Stored records:
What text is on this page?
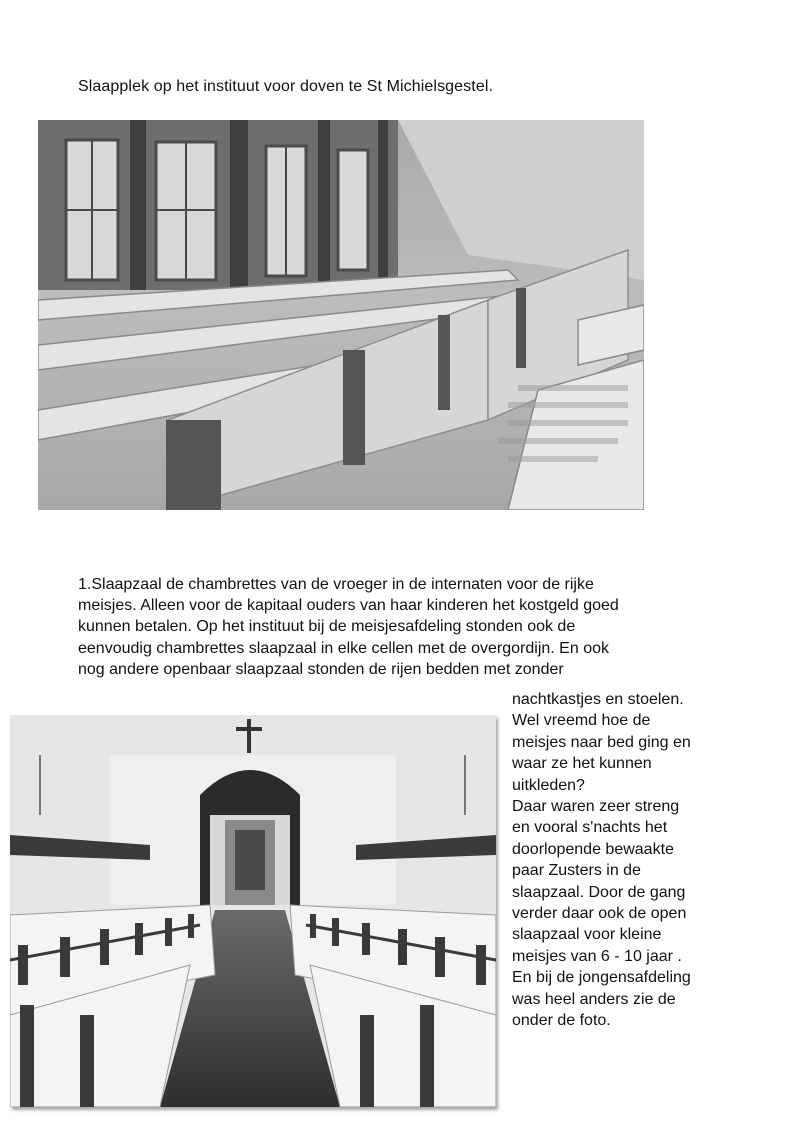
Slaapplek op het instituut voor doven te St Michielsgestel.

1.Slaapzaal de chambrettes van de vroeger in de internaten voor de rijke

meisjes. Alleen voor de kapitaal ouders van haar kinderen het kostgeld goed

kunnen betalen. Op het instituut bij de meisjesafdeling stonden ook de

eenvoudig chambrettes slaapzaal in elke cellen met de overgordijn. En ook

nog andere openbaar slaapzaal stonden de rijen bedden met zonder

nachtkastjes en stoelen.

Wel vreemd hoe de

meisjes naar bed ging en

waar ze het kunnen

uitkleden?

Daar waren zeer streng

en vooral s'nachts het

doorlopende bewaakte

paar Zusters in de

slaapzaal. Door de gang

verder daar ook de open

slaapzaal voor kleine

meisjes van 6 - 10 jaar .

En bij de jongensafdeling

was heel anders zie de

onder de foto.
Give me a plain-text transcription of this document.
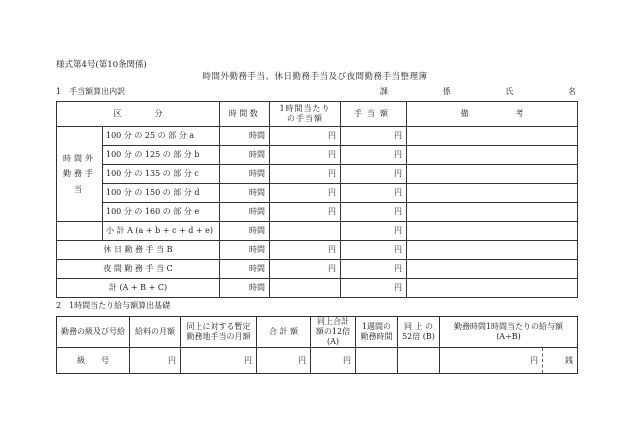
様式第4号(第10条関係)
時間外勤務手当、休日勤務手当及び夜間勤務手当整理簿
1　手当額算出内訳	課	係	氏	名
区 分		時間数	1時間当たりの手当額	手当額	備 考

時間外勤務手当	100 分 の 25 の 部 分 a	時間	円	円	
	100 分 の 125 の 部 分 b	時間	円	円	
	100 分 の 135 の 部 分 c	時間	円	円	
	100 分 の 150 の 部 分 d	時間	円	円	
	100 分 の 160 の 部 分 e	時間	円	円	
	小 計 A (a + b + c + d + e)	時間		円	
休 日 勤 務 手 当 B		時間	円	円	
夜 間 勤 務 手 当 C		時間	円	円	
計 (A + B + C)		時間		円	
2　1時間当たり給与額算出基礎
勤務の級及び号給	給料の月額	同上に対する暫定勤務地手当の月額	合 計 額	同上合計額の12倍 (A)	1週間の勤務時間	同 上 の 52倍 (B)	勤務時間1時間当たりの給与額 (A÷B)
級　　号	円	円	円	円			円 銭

---

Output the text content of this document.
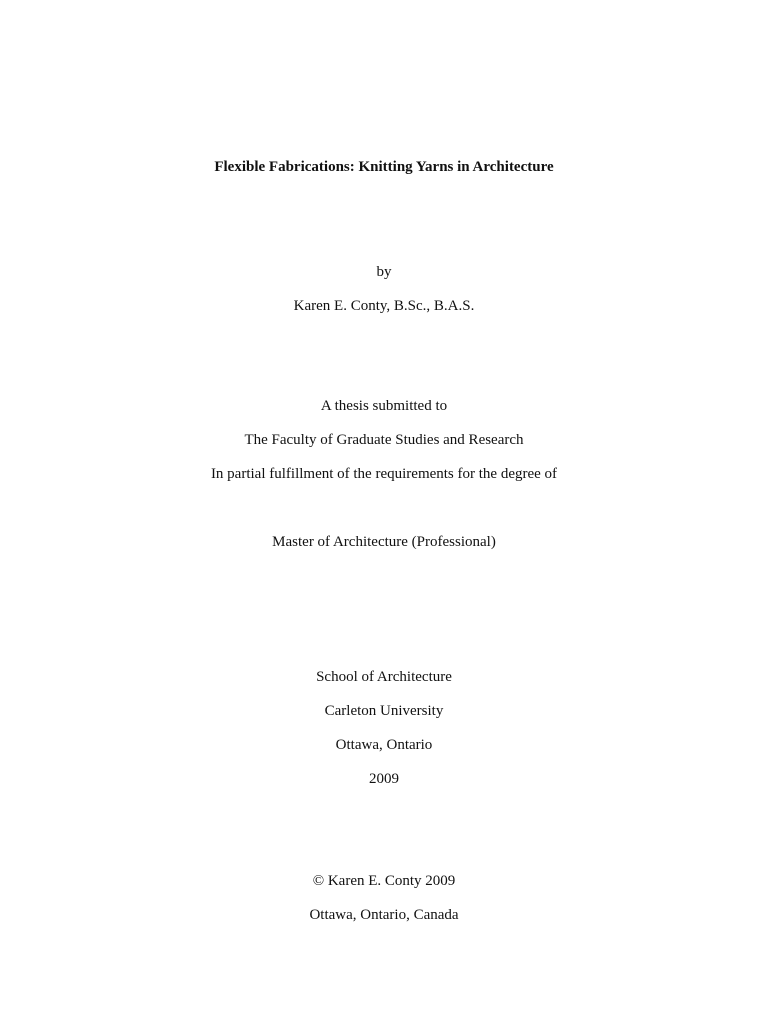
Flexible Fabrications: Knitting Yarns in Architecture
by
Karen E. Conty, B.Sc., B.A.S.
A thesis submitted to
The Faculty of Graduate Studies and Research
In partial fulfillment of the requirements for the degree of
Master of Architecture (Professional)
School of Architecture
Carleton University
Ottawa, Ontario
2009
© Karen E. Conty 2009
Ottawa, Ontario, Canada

...

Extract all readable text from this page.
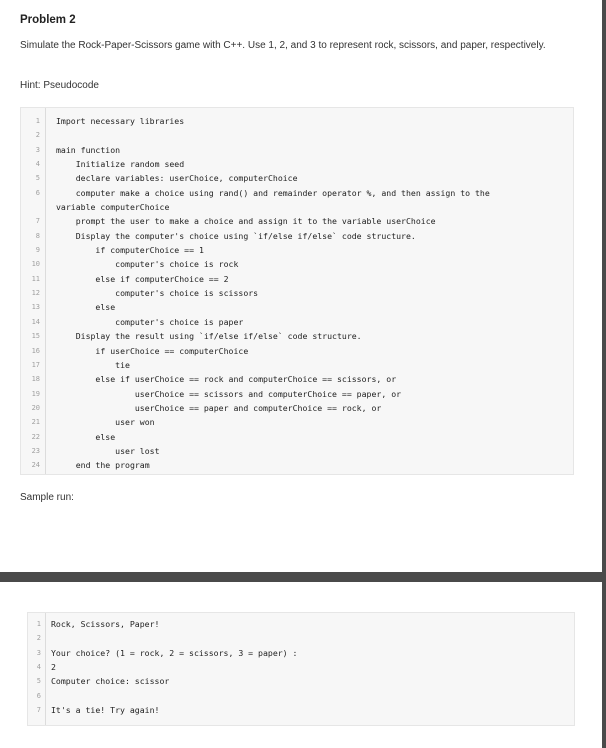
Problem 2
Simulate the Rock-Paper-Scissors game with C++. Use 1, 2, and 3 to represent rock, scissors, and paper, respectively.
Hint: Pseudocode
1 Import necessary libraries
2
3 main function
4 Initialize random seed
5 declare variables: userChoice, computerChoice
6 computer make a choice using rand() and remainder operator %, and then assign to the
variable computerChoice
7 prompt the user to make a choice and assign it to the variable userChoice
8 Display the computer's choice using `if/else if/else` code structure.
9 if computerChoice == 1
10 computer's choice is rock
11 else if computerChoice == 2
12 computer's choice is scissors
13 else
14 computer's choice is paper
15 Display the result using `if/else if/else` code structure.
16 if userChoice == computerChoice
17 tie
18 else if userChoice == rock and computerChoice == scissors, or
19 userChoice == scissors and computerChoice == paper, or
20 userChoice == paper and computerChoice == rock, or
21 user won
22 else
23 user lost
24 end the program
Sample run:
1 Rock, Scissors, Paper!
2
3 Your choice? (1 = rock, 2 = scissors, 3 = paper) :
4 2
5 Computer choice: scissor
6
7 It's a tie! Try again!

Task details >>
Reproduce each line of the entries in which the word "document" is found.

Task response >>
Give me a plain-text transcription of this document.
Output the text content of this document.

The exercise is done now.